= Your objective =
Quote all entries exactly, leaving pictures aside.

= Given data =
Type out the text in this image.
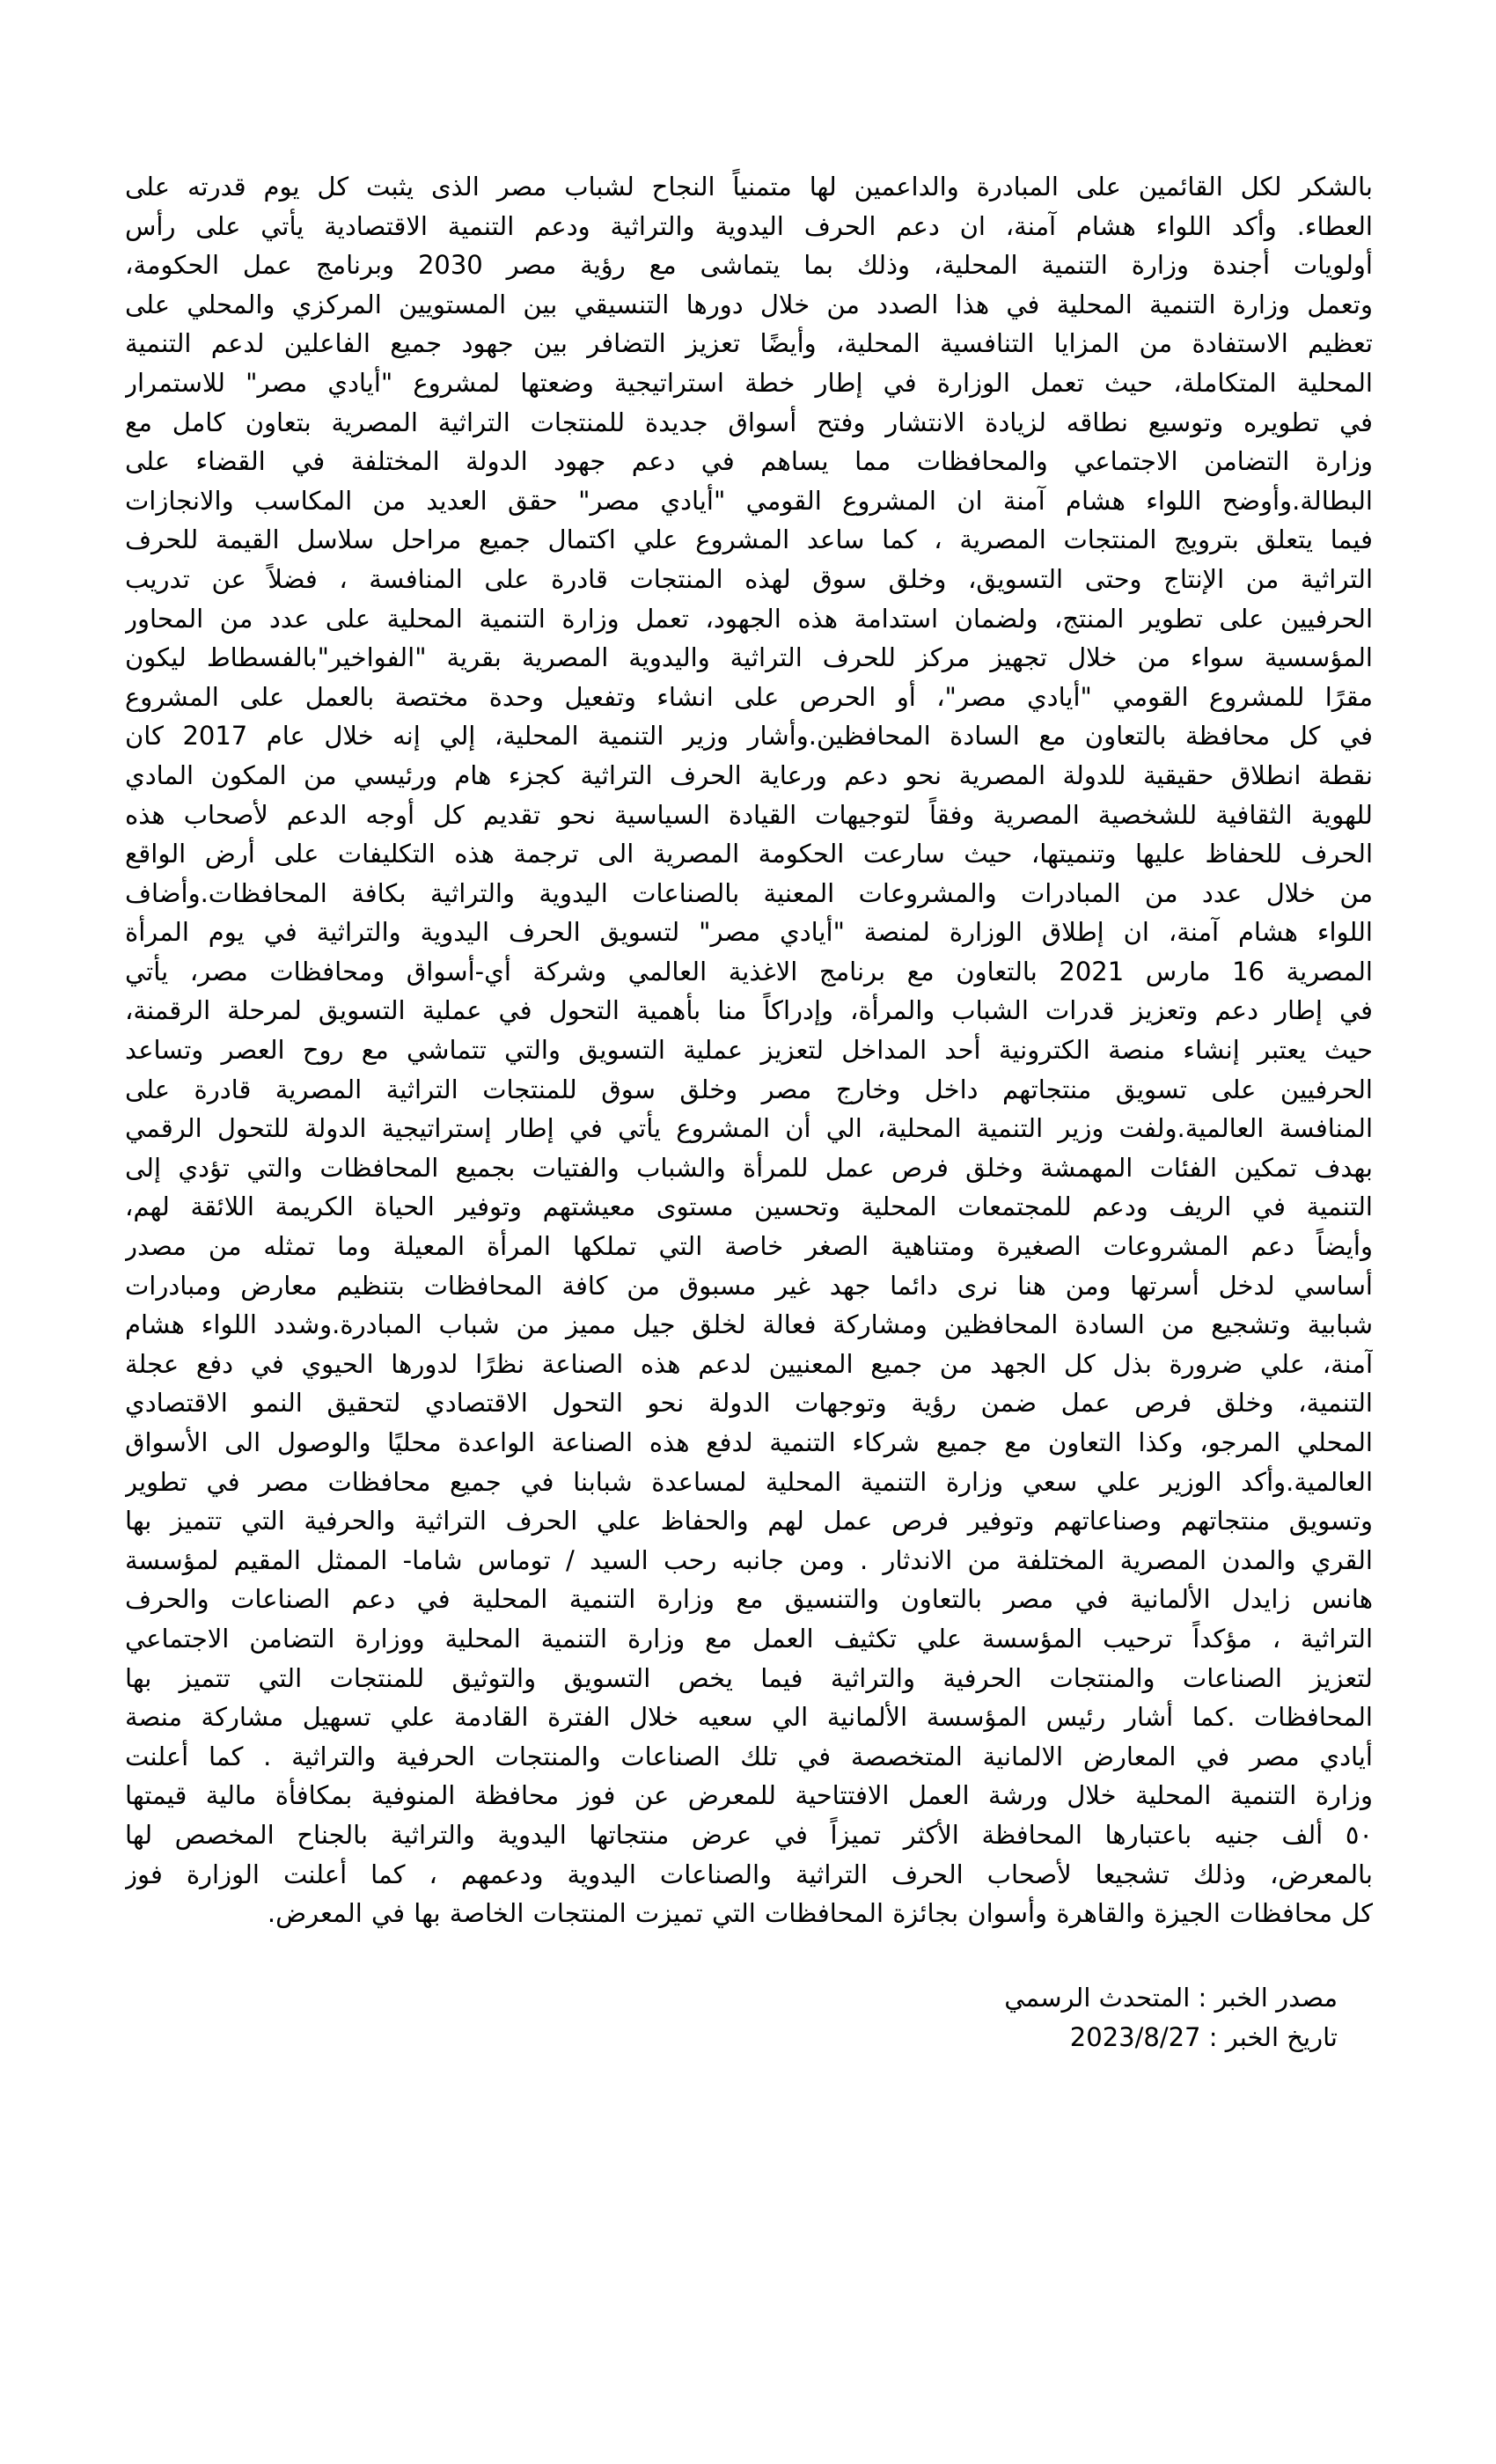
بالشكر لكل القائمين على المبادرة والداعمين لها متمنياً النجاح لشباب مصر الذى يثبت كل يوم قدرته على
العطاء. وأكد اللواء هشام آمنة، ان دعم الحرف اليدوية والتراثية ودعم التنمية الاقتصادية يأتي على رأس
أولويات أجندة وزارة التنمية المحلية، وذلك بما يتماشى مع رؤية مصر 2030 وبرنامج عمل الحكومة،
وتعمل وزارة التنمية المحلية في هذا الصدد من خلال دورها التنسيقي بين المستويين المركزي والمحلي على
تعظيم الاستفادة من المزايا التنافسية المحلية، وأيضًا تعزيز التضافر بين جهود جميع الفاعلين لدعم التنمية
المحلية المتكاملة، حيث تعمل الوزارة في إطار خطة استراتيجية وضعتها لمشروع "أيادي مصر" للاستمرار
في تطويره وتوسيع نطاقه لزيادة الانتشار وفتح أسواق جديدة للمنتجات التراثية المصرية بتعاون كامل مع
وزارة التضامن الاجتماعي والمحافظات مما يساهم في دعم جهود الدولة المختلفة في القضاء على
البطالة.وأوضح اللواء هشام آمنة ان المشروع القومي "أيادي مصر" حقق العديد من المكاسب والانجازات
فيما يتعلق بترويج المنتجات المصرية ، كما ساعد المشروع علي اكتمال جميع مراحل سلاسل القيمة للحرف
التراثية من الإنتاج وحتى التسويق، وخلق سوق لهذه المنتجات قادرة على المنافسة ، فضلاً عن تدريب
الحرفيين على تطوير المنتج، ولضمان استدامة هذه الجهود، تعمل وزارة التنمية المحلية على عدد من المحاور
المؤسسية سواء من خلال تجهيز مركز للحرف التراثية واليدوية المصرية بقرية "الفواخير"بالفسطاط ليكون
مقرًا للمشروع القومي "أيادي مصر"، أو الحرص على انشاء وتفعيل وحدة مختصة بالعمل على المشروع
في كل محافظة بالتعاون مع السادة المحافظين.وأشار وزير التنمية المحلية، إلي إنه خلال عام 2017 كان
نقطة انطلاق حقيقية للدولة المصرية نحو دعم ورعاية الحرف التراثية كجزء هام ورئيسي من المكون المادي
للهوية الثقافية للشخصية المصرية وفقاً لتوجيهات القيادة السياسية نحو تقديم كل أوجه الدعم لأصحاب هذه
الحرف للحفاظ عليها وتنميتها، حيث سارعت الحكومة المصرية الى ترجمة هذه التكليفات على أرض الواقع
من خلال عدد من المبادرات والمشروعات المعنية بالصناعات اليدوية والتراثية بكافة المحافظات.وأضاف
اللواء هشام آمنة، ان إطلاق الوزارة لمنصة "أيادي مصر" لتسويق الحرف اليدوية والتراثية في يوم المرأة
المصرية 16 مارس 2021 بالتعاون مع برنامج الاغذية العالمي وشركة أي-أسواق ومحافظات مصر، يأتي
في إطار دعم وتعزيز قدرات الشباب والمرأة، وإدراكاً منا بأهمية التحول في عملية التسويق لمرحلة الرقمنة،
حيث يعتبر إنشاء منصة الكترونية أحد المداخل لتعزيز عملية التسويق والتي تتماشي مع روح العصر وتساعد
الحرفيين على تسويق منتجاتهم داخل وخارج مصر وخلق سوق للمنتجات التراثية المصرية قادرة على
المنافسة العالمية.ولفت وزير التنمية المحلية، الي أن المشروع يأتي في إطار إستراتيجية الدولة للتحول الرقمي
بهدف تمكين الفئات المهمشة وخلق فرص عمل للمرأة والشباب والفتيات بجميع المحافظات والتي تؤدي إلى
التنمية في الريف ودعم للمجتمعات المحلية وتحسين مستوى معيشتهم وتوفير الحياة الكريمة اللائقة لهم،
وأيضاً دعم المشروعات الصغيرة ومتناهية الصغر خاصة التي تملكها المرأة المعيلة وما تمثله من مصدر
أساسي لدخل أسرتها ومن هنا نرى دائما جهد غير مسبوق من كافة المحافظات بتنظيم معارض ومبادرات
شبابية وتشجيع من السادة المحافظين ومشاركة فعالة لخلق جيل مميز من شباب المبادرة.وشدد اللواء هشام
آمنة، علي ضرورة بذل كل الجهد من جميع المعنيين لدعم هذه الصناعة نظرًا لدورها الحيوي في دفع عجلة
التنمية، وخلق فرص عمل ضمن رؤية وتوجهات الدولة نحو التحول الاقتصادي لتحقيق النمو الاقتصادي
المحلي المرجو، وكذا التعاون مع جميع شركاء التنمية لدفع هذه الصناعة الواعدة محليًا والوصول الى الأسواق
العالمية.وأكد الوزير علي سعي وزارة التنمية المحلية لمساعدة شبابنا في جميع محافظات مصر في تطوير
وتسويق منتجاتهم وصناعاتهم وتوفير فرص عمل لهم والحفاظ علي الحرف التراثية والحرفية التي تتميز بها
القري والمدن المصرية المختلفة من الاندثار . ومن جانبه رحب السيد / توماس شاما- الممثل المقيم لمؤسسة
هانس زايدل الألمانية في مصر بالتعاون والتنسيق مع وزارة التنمية المحلية في دعم الصناعات والحرف
التراثية ، مؤكداً ترحيب المؤسسة علي تكثيف العمل مع وزارة التنمية المحلية ووزارة التضامن الاجتماعي
لتعزيز الصناعات والمنتجات الحرفية والتراثية فيما يخص التسويق والتوثيق للمنتجات التي تتميز بها
المحافظات .كما أشار رئيس المؤسسة الألمانية الي سعيه خلال الفترة القادمة علي تسهيل مشاركة منصة
أيادي مصر في المعارض الالمانية المتخصصة في تلك الصناعات والمنتجات الحرفية والتراثية . كما أعلنت
وزارة التنمية المحلية خلال ورشة العمل الافتتاحية للمعرض عن فوز محافظة المنوفية بمكافأة مالية قيمتها
٥٠ ألف جنيه باعتبارها المحافظة الأكثر تميزاً في عرض منتجاتها اليدوية والتراثية بالجناح المخصص لها
بالمعرض، وذلك تشجيعا لأصحاب الحرف التراثية والصناعات اليدوية ودعمهم ، كما أعلنت الوزارة فوز
كل محافظات الجيزة والقاهرة وأسوان بجائزة المحافظات التي تميزت المنتجات الخاصة بها في المعرض.
مصدر الخبر : المتحدث الرسمي
تاريخ الخبر : 2023/8/27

= Solution to the problem =
Type out the text in this image.
بالشكر لكل القائمين على المبادرة والداعمين لها متمنياً النجاح لشباب مصر الذى يثبت كل يوم قدرته على
العطاء. وأكد اللواء هشام آمنة، ان دعم الحرف اليدوية والتراثية ودعم التنمية الاقتصادية يأتي على رأس
أولويات أجندة وزارة التنمية المحلية، وذلك بما يتماشى مع رؤية مصر 2030 وبرنامج عمل الحكومة،
وتعمل وزارة التنمية المحلية في هذا الصدد من خلال دورها التنسيقي بين المستويين المركزي والمحلي على
تعظيم الاستفادة من المزايا التنافسية المحلية، وأيضًا تعزيز التضافر بين جهود جميع الفاعلين لدعم التنمية
المحلية المتكاملة، حيث تعمل الوزارة في إطار خطة استراتيجية وضعتها لمشروع "أيادي مصر" للاستمرار
في تطويره وتوسيع نطاقه لزيادة الانتشار وفتح أسواق جديدة للمنتجات التراثية المصرية بتعاون كامل مع
وزارة التضامن الاجتماعي والمحافظات مما يساهم في دعم جهود الدولة المختلفة في القضاء على
البطالة.وأوضح اللواء هشام آمنة ان المشروع القومي "أيادي مصر" حقق العديد من المكاسب والانجازات
فيما يتعلق بترويج المنتجات المصرية ، كما ساعد المشروع علي اكتمال جميع مراحل سلاسل القيمة للحرف
التراثية من الإنتاج وحتى التسويق، وخلق سوق لهذه المنتجات قادرة على المنافسة ، فضلاً عن تدريب
الحرفيين على تطوير المنتج، ولضمان استدامة هذه الجهود، تعمل وزارة التنمية المحلية على عدد من المحاور
المؤسسية سواء من خلال تجهيز مركز للحرف التراثية واليدوية المصرية بقرية "الفواخير"بالفسطاط ليكون
مقرًا للمشروع القومي "أيادي مصر"، أو الحرص على انشاء وتفعيل وحدة مختصة بالعمل على المشروع
في كل محافظة بالتعاون مع السادة المحافظين.وأشار وزير التنمية المحلية، إلي إنه خلال عام 2017 كان
نقطة انطلاق حقيقية للدولة المصرية نحو دعم ورعاية الحرف التراثية كجزء هام ورئيسي من المكون المادي
للهوية الثقافية للشخصية المصرية وفقاً لتوجيهات القيادة السياسية نحو تقديم كل أوجه الدعم لأصحاب هذه
الحرف للحفاظ عليها وتنميتها، حيث سارعت الحكومة المصرية الى ترجمة هذه التكليفات على أرض الواقع
من خلال عدد من المبادرات والمشروعات المعنية بالصناعات اليدوية والتراثية بكافة المحافظات.وأضاف
اللواء هشام آمنة، ان إطلاق الوزارة لمنصة "أيادي مصر" لتسويق الحرف اليدوية والتراثية في يوم المرأة
المصرية 16 مارس 2021 بالتعاون مع برنامج الاغذية العالمي وشركة أي-أسواق ومحافظات مصر، يأتي
في إطار دعم وتعزيز قدرات الشباب والمرأة، وإدراكاً منا بأهمية التحول في عملية التسويق لمرحلة الرقمنة،
حيث يعتبر إنشاء منصة الكترونية أحد المداخل لتعزيز عملية التسويق والتي تتماشي مع روح العصر وتساعد
الحرفيين على تسويق منتجاتهم داخل وخارج مصر وخلق سوق للمنتجات التراثية المصرية قادرة على
المنافسة العالمية.ولفت وزير التنمية المحلية، الي أن المشروع يأتي في إطار إستراتيجية الدولة للتحول الرقمي
بهدف تمكين الفئات المهمشة وخلق فرص عمل للمرأة والشباب والفتيات بجميع المحافظات والتي تؤدي إلى
التنمية في الريف ودعم للمجتمعات المحلية وتحسين مستوى معيشتهم وتوفير الحياة الكريمة اللائقة لهم،
وأيضاً دعم المشروعات الصغيرة ومتناهية الصغر خاصة التي تملكها المرأة المعيلة وما تمثله من مصدر
أساسي لدخل أسرتها ومن هنا نرى دائما جهد غير مسبوق من كافة المحافظات بتنظيم معارض ومبادرات
شبابية وتشجيع من السادة المحافظين ومشاركة فعالة لخلق جيل مميز من شباب المبادرة.وشدد اللواء هشام
آمنة، علي ضرورة بذل كل الجهد من جميع المعنيين لدعم هذه الصناعة نظرًا لدورها الحيوي في دفع عجلة
التنمية، وخلق فرص عمل ضمن رؤية وتوجهات الدولة نحو التحول الاقتصادي لتحقيق النمو الاقتصادي
المحلي المرجو، وكذا التعاون مع جميع شركاء التنمية لدفع هذه الصناعة الواعدة محليًا والوصول الى الأسواق
العالمية.وأكد الوزير علي سعي وزارة التنمية المحلية لمساعدة شبابنا في جميع محافظات مصر في تطوير
وتسويق منتجاتهم وصناعاتهم وتوفير فرص عمل لهم والحفاظ علي الحرف التراثية والحرفية التي تتميز بها
القري والمدن المصرية المختلفة من الاندثار . ومن جانبه رحب السيد / توماس شاما- الممثل المقيم لمؤسسة
هانس زايدل الألمانية في مصر بالتعاون والتنسيق مع وزارة التنمية المحلية في دعم الصناعات والحرف
التراثية ، مؤكداً ترحيب المؤسسة علي تكثيف العمل مع وزارة التنمية المحلية ووزارة التضامن الاجتماعي
لتعزيز الصناعات والمنتجات الحرفية والتراثية فيما يخص التسويق والتوثيق للمنتجات التي تتميز بها
المحافظات .كما أشار رئيس المؤسسة الألمانية الي سعيه خلال الفترة القادمة علي تسهيل مشاركة منصة
أيادي مصر في المعارض الالمانية المتخصصة في تلك الصناعات والمنتجات الحرفية والتراثية . كما أعلنت
وزارة التنمية المحلية خلال ورشة العمل الافتتاحية للمعرض عن فوز محافظة المنوفية بمكافأة مالية قيمتها
٥٠ ألف جنيه باعتبارها المحافظة الأكثر تميزاً في عرض منتجاتها اليدوية والتراثية بالجناح المخصص لها
بالمعرض، وذلك تشجيعا لأصحاب الحرف التراثية والصناعات اليدوية ودعمهم ، كما أعلنت الوزارة فوز
كل محافظات الجيزة والقاهرة وأسوان بجائزة المحافظات التي تميزت المنتجات الخاصة بها في المعرض.
مصدر الخبر : المتحدث الرسمي
تاريخ الخبر : 2023/8/27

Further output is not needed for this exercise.